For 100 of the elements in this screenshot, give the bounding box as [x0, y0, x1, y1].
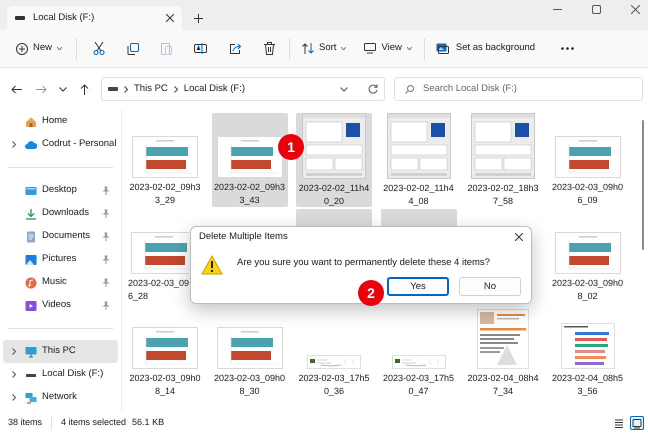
file-item[interactable]: 2023-02-02_11h4 0_20 — [296, 113, 372, 207]
refresh-icon[interactable] — [368, 84, 378, 94]
file-name: 2023-02-03_17h5 — [382, 372, 454, 385]
chevron-down-icon[interactable] — [340, 86, 348, 92]
web-page-thumbnail — [477, 309, 529, 369]
pin-icon[interactable] — [102, 255, 110, 264]
dialog-button[interactable]: Yes — [387, 277, 449, 296]
file-item[interactable]: 2023-02-02_11h4 4_08 — [380, 113, 456, 207]
sidebar-item[interactable]: Desktop — [3, 179, 118, 202]
new-tab-icon[interactable] — [194, 14, 203, 23]
copy-icon[interactable] — [127, 42, 140, 54]
music-icon — [25, 276, 37, 288]
sidebar-item[interactable]: This PC — [3, 340, 118, 363]
share-icon[interactable] — [229, 42, 242, 54]
pin-icon[interactable] — [102, 301, 110, 310]
file-name: 2023-02-03_17h5 — [298, 372, 370, 385]
close-icon[interactable] — [631, 5, 640, 14]
chevron-down-icon[interactable] — [59, 86, 67, 92]
file-item[interactable]: 2023-02-03_17h5 0_36 — [296, 304, 372, 398]
pin-icon[interactable] — [102, 232, 110, 241]
delete-icon[interactable] — [264, 42, 276, 55]
file-item[interactable]: 2023-02-02_09h3 3_29 — [127, 113, 203, 207]
sort-button[interactable]: Sort — [300, 36, 348, 60]
forward-icon[interactable] — [36, 84, 47, 94]
dialog-button[interactable]: No — [459, 277, 521, 296]
file-item[interactable]: 2023-02-02_18h3 7_58 — [465, 113, 541, 207]
sidebar-label: Network — [42, 390, 78, 404]
bar-chart-thumbnail — [560, 323, 614, 369]
close-icon[interactable] — [515, 233, 523, 241]
rename-icon[interactable] — [194, 42, 208, 55]
file-item[interactable]: 2023-02-03_09h0 8_14 — [127, 304, 203, 398]
address-bar[interactable]: This PC Local Disk (F:) — [101, 77, 385, 101]
file-name: 7_58 — [492, 195, 514, 208]
sidebar-item[interactable]: Music — [3, 271, 118, 294]
file-item[interactable]: 2023-02-03_09h0 8_30 — [212, 304, 288, 398]
file-name: 2023-02-02_09h3 — [129, 181, 201, 194]
file-name: 4_08 — [408, 195, 429, 208]
sidebar-label: Codrut - Personal — [42, 137, 118, 152]
file-item[interactable]: 2023-02-03_09h0 6_09 — [550, 113, 626, 207]
search-input[interactable]: Search Local Disk (F:) — [423, 82, 632, 96]
home-icon — [25, 116, 37, 128]
sidebar-item[interactable]: Downloads — [3, 202, 118, 225]
window-tab[interactable]: Local Disk (F:) — [7, 6, 182, 30]
back-icon[interactable] — [11, 84, 22, 94]
maximize-icon[interactable] — [592, 5, 601, 14]
file-item[interactable]: 2023-02-02_09h3 3_43 — [212, 113, 288, 207]
sidebar-label: Local Disk (F:) — [42, 367, 104, 382]
file-item[interactable]: 2023-02-03_09h0 8_02 — [550, 208, 626, 302]
details-view-icon — [613, 417, 625, 429]
view-button[interactable]: View — [362, 36, 414, 60]
file-item[interactable]: 2023-02-04_08h4 7_34 — [465, 304, 541, 398]
search-icon — [405, 84, 414, 94]
file-name: 2023-02-02_18h3 — [467, 182, 539, 195]
sidebar-item[interactable]: Codrut - Personal — [3, 133, 118, 156]
view-toggle[interactable] — [630, 416, 644, 430]
drive-icon — [108, 87, 118, 91]
breadcrumb[interactable]: This PC — [134, 82, 168, 96]
cut-icon[interactable] — [93, 42, 106, 55]
bar-chart-thumbnail — [216, 327, 282, 369]
up-icon[interactable] — [80, 84, 89, 94]
chevron-right-icon[interactable] — [12, 141, 16, 148]
sidebar-item[interactable]: Pictures — [3, 248, 118, 271]
search-field[interactable]: Search Local Disk (F:) — [394, 77, 643, 101]
pin-icon[interactable] — [102, 209, 110, 218]
breadcrumb[interactable]: Local Disk (F:) — [184, 82, 246, 96]
more-options-icon[interactable] — [561, 47, 574, 50]
pin-icon[interactable] — [102, 186, 110, 195]
chevron-right-icon[interactable] — [12, 394, 16, 401]
sidebar-label: Home — [42, 114, 68, 128]
sidebar-item[interactable]: Network — [3, 386, 118, 409]
file-name: 3_29 — [154, 194, 176, 207]
file-name: 8_14 — [154, 385, 176, 398]
sidebar-item[interactable]: Videos — [3, 294, 118, 317]
file-name: 2023-02-03_09h0 — [129, 372, 201, 385]
file-name: 6_09 — [577, 194, 598, 207]
caret-icon — [341, 47, 346, 50]
sidebar-item[interactable]: Home — [3, 110, 118, 133]
file-item[interactable]: 2023-02-03_17h5 0_47 — [380, 304, 456, 398]
desktop-picture-icon — [436, 43, 449, 54]
sidebar-label: Desktop — [42, 183, 78, 198]
sidebar-item[interactable]: Documents — [3, 225, 118, 248]
sidebar-label: Pictures — [42, 252, 78, 266]
chevron-right-icon[interactable] — [12, 371, 16, 378]
chevron-right-icon[interactable] — [12, 348, 16, 355]
cloud-icon — [25, 138, 37, 150]
chevron-right-icon — [174, 86, 178, 92]
sidebar-label: This PC — [42, 344, 77, 358]
file-name: 2023-02-03_09 — [128, 276, 190, 290]
close-icon[interactable] — [166, 14, 174, 22]
pin-icon[interactable] — [102, 278, 110, 287]
file-name: 0_36 — [324, 385, 344, 398]
new-button[interactable]: New — [14, 36, 64, 60]
download-icon — [25, 208, 37, 220]
window-thumbnail — [386, 113, 450, 179]
sidebar-item[interactable]: Local Disk (F:) — [3, 363, 118, 386]
selection-count: 4 items selected — [61, 416, 126, 430]
file-name: 2023-02-02_09h3 — [214, 181, 286, 194]
file-item[interactable]: 2023-02-04_08h5 3_56 — [550, 304, 626, 398]
caret-icon — [57, 47, 62, 50]
set-as-background-button[interactable]: Set as background — [434, 36, 538, 60]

- Task to complete -
Please rewrite the records above, replacing "pin-icon" with "pushpin-icon" and keeping everything else the same. Leave the pictures out of your answer.

- Answer for this exercise -
For 100 of the elements in this screenshot, give the bounding box as [x0, y0, x1, y1].
file-item[interactable]: 2023-02-02_11h4 0_20 — [296, 113, 372, 207]
refresh-icon[interactable] — [368, 84, 378, 94]
file-name: 2023-02-03_17h5 — [382, 372, 454, 385]
chevron-down-icon[interactable] — [340, 86, 348, 92]
web-page-thumbnail — [477, 309, 529, 369]
pushpin-icon[interactable] — [102, 255, 110, 264]
dialog-button[interactable]: Yes — [387, 277, 449, 296]
file-item[interactable]: 2023-02-02_11h4 4_08 — [380, 113, 456, 207]
sidebar-item[interactable]: Desktop — [3, 179, 118, 202]
new-tab-icon[interactable] — [194, 14, 203, 23]
copy-icon[interactable] — [127, 42, 140, 54]
music-icon — [25, 276, 37, 288]
sidebar-item[interactable]: This PC — [3, 340, 118, 363]
share-icon[interactable] — [229, 42, 242, 54]
pushpin-icon[interactable] — [102, 301, 110, 310]
file-name: 2023-02-03_17h5 — [298, 372, 370, 385]
close-icon[interactable] — [631, 5, 640, 14]
chevron-down-icon[interactable] — [59, 86, 67, 92]
file-item[interactable]: 2023-02-03_17h5 0_36 — [296, 304, 372, 398]
pushpin-icon[interactable] — [102, 232, 110, 241]
delete-icon[interactable] — [264, 42, 276, 55]
file-item[interactable]: 2023-02-02_09h3 3_29 — [127, 113, 203, 207]
sort-button[interactable]: Sort — [300, 36, 348, 60]
forward-icon[interactable] — [36, 84, 47, 94]
dialog-button[interactable]: No — [459, 277, 521, 296]
file-item[interactable]: 2023-02-02_18h3 7_58 — [465, 113, 541, 207]
sidebar-label: Network — [42, 390, 78, 404]
bar-chart-thumbnail — [560, 323, 614, 369]
close-icon[interactable] — [515, 233, 523, 241]
rename-icon[interactable] — [194, 42, 208, 55]
file-item[interactable]: 2023-02-03_09h0 8_14 — [127, 304, 203, 398]
address-bar[interactable]: This PC Local Disk (F:) — [101, 77, 385, 101]
file-name: 7_58 — [492, 195, 514, 208]
sidebar-item[interactable]: Music — [3, 271, 118, 294]
file-item[interactable]: 2023-02-03_09h0 8_30 — [212, 304, 288, 398]
file-name: 2023-02-02_09h3 — [129, 181, 201, 194]
file-name: 4_08 — [408, 195, 429, 208]
sidebar-label: Codrut - Personal — [42, 137, 118, 152]
file-item[interactable]: 2023-02-03_09h0 6_09 — [550, 113, 626, 207]
search-input[interactable]: Search Local Disk (F:) — [423, 82, 632, 96]
home-icon — [25, 116, 37, 128]
sidebar-item[interactable]: Downloads — [3, 202, 118, 225]
window-tab[interactable]: Local Disk (F:) — [7, 6, 182, 30]
back-icon[interactable] — [11, 84, 22, 94]
maximize-icon[interactable] — [592, 5, 601, 14]
file-item[interactable]: 2023-02-02_09h3 3_43 — [212, 113, 288, 207]
sidebar-label: Local Disk (F:) — [42, 367, 104, 382]
file-item[interactable]: 2023-02-03_09h0 8_02 — [550, 208, 626, 302]
details-view-icon — [613, 417, 625, 429]
view-button[interactable]: View — [362, 36, 414, 60]
file-item[interactable]: 2023-02-04_08h4 7_34 — [465, 304, 541, 398]
search-icon — [405, 84, 414, 94]
file-name: 2023-02-02_18h3 — [467, 182, 539, 195]
sidebar-item[interactable]: Codrut - Personal — [3, 133, 118, 156]
view-toggle[interactable] — [630, 416, 644, 430]
drive-icon — [108, 87, 118, 91]
breadcrumb[interactable]: This PC — [134, 82, 168, 96]
cut-icon[interactable] — [93, 42, 106, 55]
bar-chart-thumbnail — [216, 327, 282, 369]
up-icon[interactable] — [80, 84, 89, 94]
chevron-right-icon[interactable] — [12, 141, 16, 148]
sidebar-item[interactable]: Pictures — [3, 248, 118, 271]
search-field[interactable]: Search Local Disk (F:) — [394, 77, 643, 101]
pushpin-icon[interactable] — [102, 209, 110, 218]
breadcrumb[interactable]: Local Disk (F:) — [184, 82, 246, 96]
more-options-icon[interactable] — [561, 47, 574, 50]
pushpin-icon[interactable] — [102, 186, 110, 195]
chevron-right-icon[interactable] — [12, 394, 16, 401]
sidebar-label: Home — [42, 114, 68, 128]
sidebar-item[interactable]: Network — [3, 386, 118, 409]
file-name: 3_29 — [154, 194, 176, 207]
file-name: 8_14 — [154, 385, 176, 398]
sidebar-item[interactable]: Videos — [3, 294, 118, 317]
file-name: 2023-02-03_09h0 — [129, 372, 201, 385]
file-name: 6_09 — [577, 194, 598, 207]
caret-icon — [341, 47, 346, 50]
sidebar-item[interactable]: Home — [3, 110, 118, 133]
file-item[interactable]: 2023-02-03_17h5 0_47 — [380, 304, 456, 398]
desktop-picture-icon — [436, 43, 449, 54]
sidebar-label: Desktop — [42, 183, 78, 198]
sidebar-item[interactable]: Documents — [3, 225, 118, 248]
sidebar-label: Pictures — [42, 252, 78, 266]
chevron-right-icon[interactable] — [12, 371, 16, 378]
chevron-right-icon[interactable] — [12, 348, 16, 355]
cloud-icon — [25, 138, 37, 150]
chevron-right-icon — [174, 86, 178, 92]
sidebar-label: This PC — [42, 344, 77, 358]
file-name: 2023-02-03_09 — [128, 276, 190, 290]
close-icon[interactable] — [166, 14, 174, 22]
pushpin-icon[interactable] — [102, 278, 110, 287]
file-name: 0_36 — [324, 385, 344, 398]
new-button[interactable]: New — [14, 36, 64, 60]
download-icon — [25, 208, 37, 220]
window-thumbnail — [386, 113, 450, 179]
sidebar-item[interactable]: Local Disk (F:) — [3, 363, 118, 386]
selection-count: 4 items selected — [61, 416, 126, 430]
file-name: 2023-02-02_09h3 — [214, 181, 286, 194]
file-item[interactable]: 2023-02-04_08h5 3_56 — [550, 304, 626, 398]
caret-icon — [57, 47, 62, 50]
set-as-background-button[interactable]: Set as background — [434, 36, 538, 60]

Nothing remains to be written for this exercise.